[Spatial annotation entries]
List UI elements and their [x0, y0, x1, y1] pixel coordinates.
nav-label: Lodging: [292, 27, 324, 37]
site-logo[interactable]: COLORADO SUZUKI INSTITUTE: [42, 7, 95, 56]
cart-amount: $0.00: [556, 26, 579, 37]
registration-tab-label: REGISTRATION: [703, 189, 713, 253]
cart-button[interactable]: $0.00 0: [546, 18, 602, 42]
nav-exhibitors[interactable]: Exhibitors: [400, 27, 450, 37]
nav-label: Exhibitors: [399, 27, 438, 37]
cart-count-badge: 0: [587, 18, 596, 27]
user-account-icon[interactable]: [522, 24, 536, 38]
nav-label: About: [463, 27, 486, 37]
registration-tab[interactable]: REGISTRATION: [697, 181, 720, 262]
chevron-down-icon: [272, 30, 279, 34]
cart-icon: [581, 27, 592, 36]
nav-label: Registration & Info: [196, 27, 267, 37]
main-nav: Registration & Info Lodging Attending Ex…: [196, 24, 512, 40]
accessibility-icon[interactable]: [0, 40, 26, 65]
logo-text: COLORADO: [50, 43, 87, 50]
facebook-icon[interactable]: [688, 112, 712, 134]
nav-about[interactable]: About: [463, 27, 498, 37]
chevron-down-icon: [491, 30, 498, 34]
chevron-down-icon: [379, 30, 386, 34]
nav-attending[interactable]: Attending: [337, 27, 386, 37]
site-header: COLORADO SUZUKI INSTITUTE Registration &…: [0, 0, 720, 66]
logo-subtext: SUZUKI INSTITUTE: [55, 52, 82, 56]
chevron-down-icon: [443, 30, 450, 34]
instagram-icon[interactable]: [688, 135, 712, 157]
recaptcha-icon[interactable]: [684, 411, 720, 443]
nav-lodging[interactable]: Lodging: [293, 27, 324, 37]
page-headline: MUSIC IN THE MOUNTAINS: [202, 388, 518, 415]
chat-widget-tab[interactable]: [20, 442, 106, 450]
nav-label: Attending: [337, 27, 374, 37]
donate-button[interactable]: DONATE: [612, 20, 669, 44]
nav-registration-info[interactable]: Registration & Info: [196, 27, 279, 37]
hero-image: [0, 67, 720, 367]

GIVEN TASK: Reproduce every one of the records above word for word, line by line.

COMPLETE OUTPUT:
List UI elements and their [x0, y0, x1, y1] pixel coordinates.
nav-label: Lodging: [292, 27, 324, 37]
site-logo[interactable]: COLORADO SUZUKI INSTITUTE: [42, 7, 95, 56]
cart-amount: $0.00: [556, 26, 579, 37]
registration-tab-label: REGISTRATION: [703, 189, 713, 253]
cart-button[interactable]: $0.00 0: [546, 18, 602, 42]
nav-exhibitors[interactable]: Exhibitors: [400, 27, 450, 37]
nav-label: Exhibitors: [399, 27, 438, 37]
cart-count-badge: 0: [587, 18, 596, 27]
user-account-icon[interactable]: [522, 24, 536, 38]
nav-label: About: [463, 27, 486, 37]
registration-tab[interactable]: REGISTRATION: [697, 181, 720, 262]
chevron-down-icon: [272, 30, 279, 34]
cart-icon: [581, 27, 592, 36]
nav-label: Registration & Info: [196, 27, 267, 37]
main-nav: Registration & Info Lodging Attending Ex…: [196, 24, 512, 40]
accessibility-icon[interactable]: [0, 40, 26, 65]
logo-text: COLORADO: [50, 43, 87, 50]
facebook-icon[interactable]: [688, 112, 712, 134]
nav-about[interactable]: About: [463, 27, 498, 37]
chevron-down-icon: [491, 30, 498, 34]
chevron-down-icon: [379, 30, 386, 34]
nav-attending[interactable]: Attending: [337, 27, 386, 37]
site-header: COLORADO SUZUKI INSTITUTE Registration &…: [0, 0, 720, 66]
logo-subtext: SUZUKI INSTITUTE: [55, 52, 82, 56]
chevron-down-icon: [443, 30, 450, 34]
instagram-icon[interactable]: [688, 135, 712, 157]
recaptcha-icon[interactable]: [684, 411, 720, 443]
nav-lodging[interactable]: Lodging: [293, 27, 324, 37]
page-headline: MUSIC IN THE MOUNTAINS: [202, 388, 518, 415]
chat-widget-tab[interactable]: [20, 442, 106, 450]
nav-label: Attending: [337, 27, 374, 37]
donate-button[interactable]: DONATE: [612, 20, 669, 44]
nav-registration-info[interactable]: Registration & Info: [196, 27, 279, 37]
hero-image: [0, 67, 720, 367]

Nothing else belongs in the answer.